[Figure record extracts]
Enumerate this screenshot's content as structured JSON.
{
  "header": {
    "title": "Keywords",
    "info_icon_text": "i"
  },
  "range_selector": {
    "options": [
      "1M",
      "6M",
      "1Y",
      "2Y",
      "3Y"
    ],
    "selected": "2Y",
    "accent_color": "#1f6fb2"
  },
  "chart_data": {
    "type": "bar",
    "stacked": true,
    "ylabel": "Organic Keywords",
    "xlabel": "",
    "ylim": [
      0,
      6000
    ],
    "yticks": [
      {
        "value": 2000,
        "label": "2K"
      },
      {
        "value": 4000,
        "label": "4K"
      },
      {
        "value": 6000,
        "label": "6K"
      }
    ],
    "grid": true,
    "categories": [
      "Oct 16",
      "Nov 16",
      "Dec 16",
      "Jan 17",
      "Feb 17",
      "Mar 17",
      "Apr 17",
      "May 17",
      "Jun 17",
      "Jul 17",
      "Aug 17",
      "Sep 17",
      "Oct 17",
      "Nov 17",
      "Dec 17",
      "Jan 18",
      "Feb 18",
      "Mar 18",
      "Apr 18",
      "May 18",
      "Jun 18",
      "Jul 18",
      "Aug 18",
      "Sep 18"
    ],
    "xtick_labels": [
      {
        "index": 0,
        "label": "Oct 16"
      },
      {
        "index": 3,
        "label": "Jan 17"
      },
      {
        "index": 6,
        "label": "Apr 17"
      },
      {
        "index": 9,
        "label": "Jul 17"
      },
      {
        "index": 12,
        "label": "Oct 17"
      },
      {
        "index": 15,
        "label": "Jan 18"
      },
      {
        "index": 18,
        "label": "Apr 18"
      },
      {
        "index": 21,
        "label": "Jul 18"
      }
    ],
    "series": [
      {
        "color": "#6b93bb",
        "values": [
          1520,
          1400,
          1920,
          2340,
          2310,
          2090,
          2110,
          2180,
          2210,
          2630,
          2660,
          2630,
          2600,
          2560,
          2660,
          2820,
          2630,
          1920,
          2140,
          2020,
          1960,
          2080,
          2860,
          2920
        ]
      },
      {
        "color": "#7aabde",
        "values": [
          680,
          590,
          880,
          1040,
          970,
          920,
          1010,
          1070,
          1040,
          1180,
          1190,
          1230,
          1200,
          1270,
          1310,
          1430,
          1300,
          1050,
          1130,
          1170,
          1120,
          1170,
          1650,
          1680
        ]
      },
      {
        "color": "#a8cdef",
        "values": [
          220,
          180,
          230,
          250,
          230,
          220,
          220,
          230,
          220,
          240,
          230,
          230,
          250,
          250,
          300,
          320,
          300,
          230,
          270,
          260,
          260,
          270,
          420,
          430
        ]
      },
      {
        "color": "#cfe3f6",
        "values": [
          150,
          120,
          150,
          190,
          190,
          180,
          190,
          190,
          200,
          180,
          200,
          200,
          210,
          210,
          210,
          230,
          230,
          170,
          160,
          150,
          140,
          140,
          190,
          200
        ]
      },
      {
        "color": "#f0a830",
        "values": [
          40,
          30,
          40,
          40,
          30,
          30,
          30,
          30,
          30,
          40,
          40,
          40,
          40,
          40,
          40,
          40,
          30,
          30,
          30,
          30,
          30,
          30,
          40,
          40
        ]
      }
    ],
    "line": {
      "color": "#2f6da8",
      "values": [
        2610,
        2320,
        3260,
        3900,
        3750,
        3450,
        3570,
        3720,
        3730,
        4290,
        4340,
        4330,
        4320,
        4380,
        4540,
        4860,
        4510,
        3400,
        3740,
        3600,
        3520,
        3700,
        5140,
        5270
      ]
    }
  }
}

--- PROBLEM TO SOLVE ---
Pull out the lines above in which the word "index" appears.

--- ANSWER IN FULL ---
        "index": 0,
        "index": 3,
        "index": 6,
        "index": 9,
        "index": 12,
        "index": 15,
        "index": 18,
        "index": 21,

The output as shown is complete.